| Dataset items |
━━━

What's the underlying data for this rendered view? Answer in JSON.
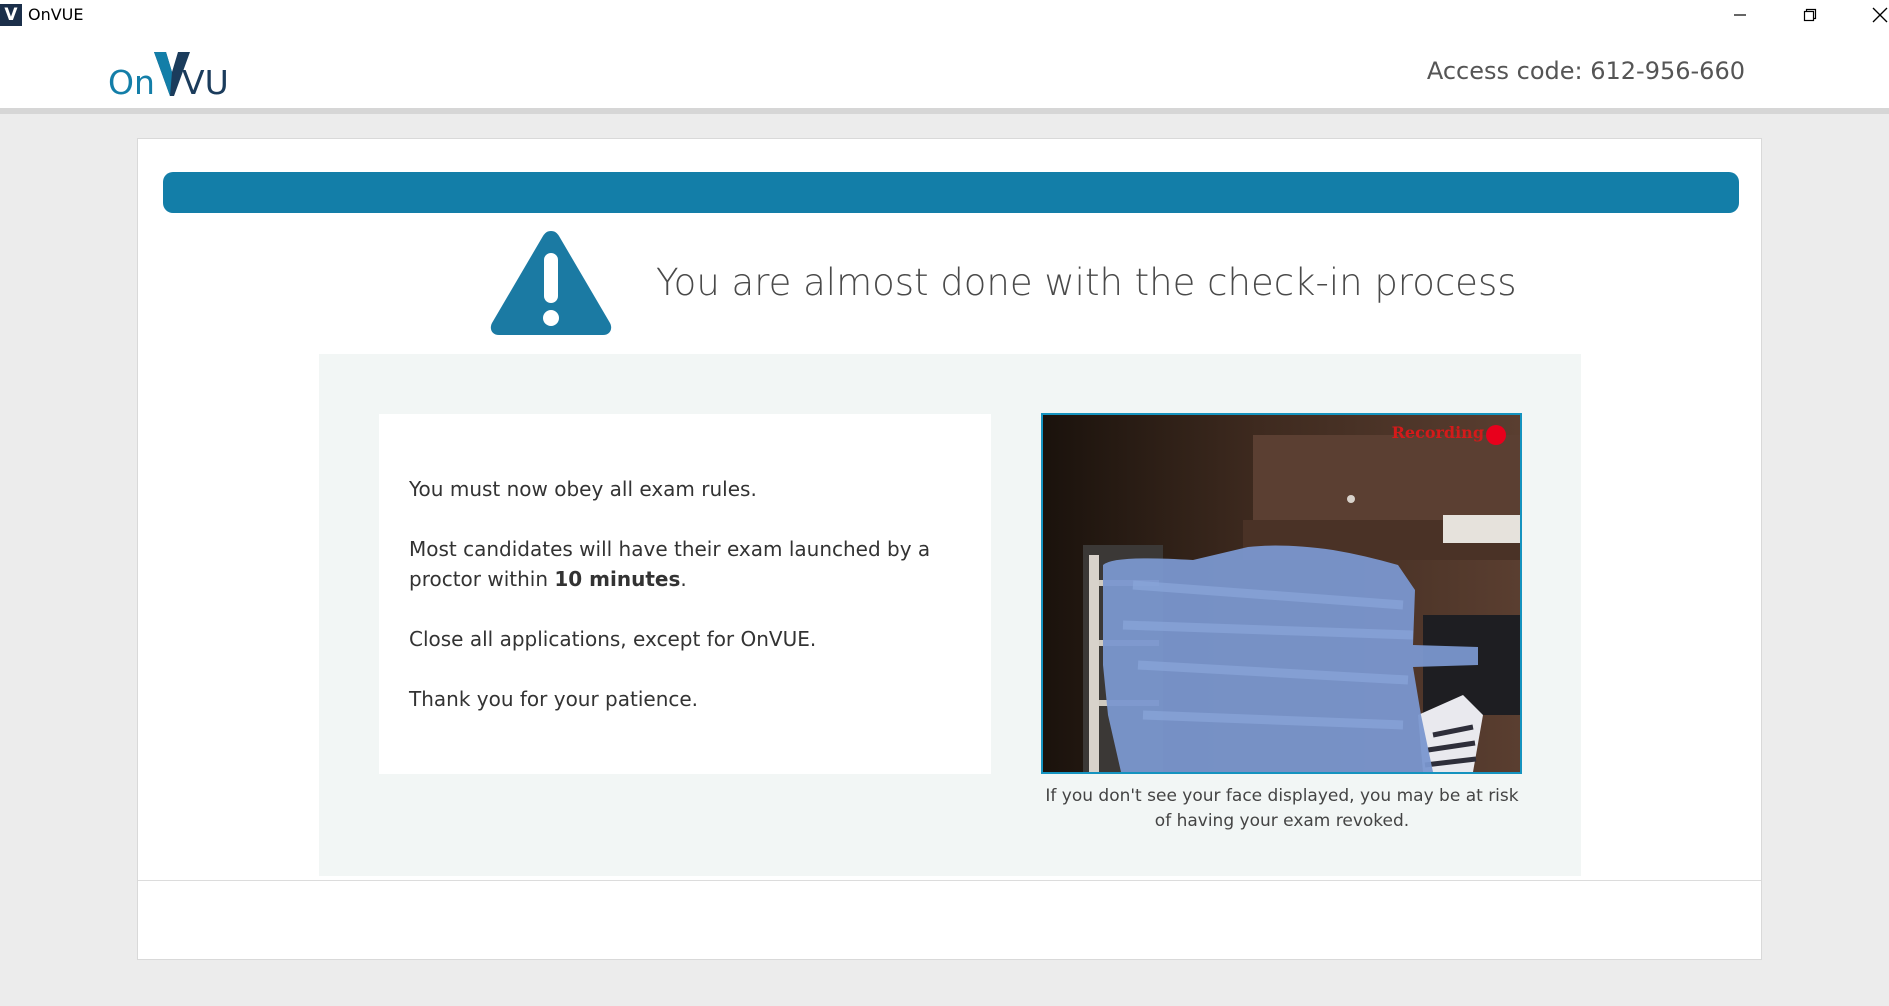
{
  "window": {
    "icon_letter": "V",
    "title": "OnVUE",
    "minimize_icon": "minimize-icon",
    "restore_icon": "restore-icon",
    "close_icon": "close-icon"
  },
  "header": {
    "logo_text_on": "On",
    "logo_text_vue": "VUE",
    "access_code": "Access code: 612-956-660"
  },
  "checkin": {
    "progress": 1.0,
    "progress_color": "#137ea8",
    "warning_icon": "warning-triangle-icon",
    "heading": "You are almost done with the check-in process",
    "rules": {
      "line1": "You must now obey all exam rules.",
      "line2_prefix": "Most candidates will have their exam launched by a proctor within ",
      "line2_bold": "10 minutes",
      "line2_suffix": ".",
      "line3": "Close all applications, except for OnVUE.",
      "line4": "Thank you for your patience."
    },
    "webcam": {
      "recording_label": "Recording",
      "note": "If you don't see your face displayed, you may be at risk of having your exam revoked."
    }
  },
  "colors": {
    "accent": "#137ea8",
    "recording_red": "#e8001c",
    "panel_bg": "#f2f6f5",
    "page_bg": "#ececec"
  }
}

━━━

Take every line from the data that contains the word "exam".

| Task answer |
      "line1": "You must now obey all exam rules.",
      "line2_prefix": "Most candidates will have their exam launched by a proctor within ",
      "note": "If you don't see your face displayed, you may be at risk of having your exam revoked."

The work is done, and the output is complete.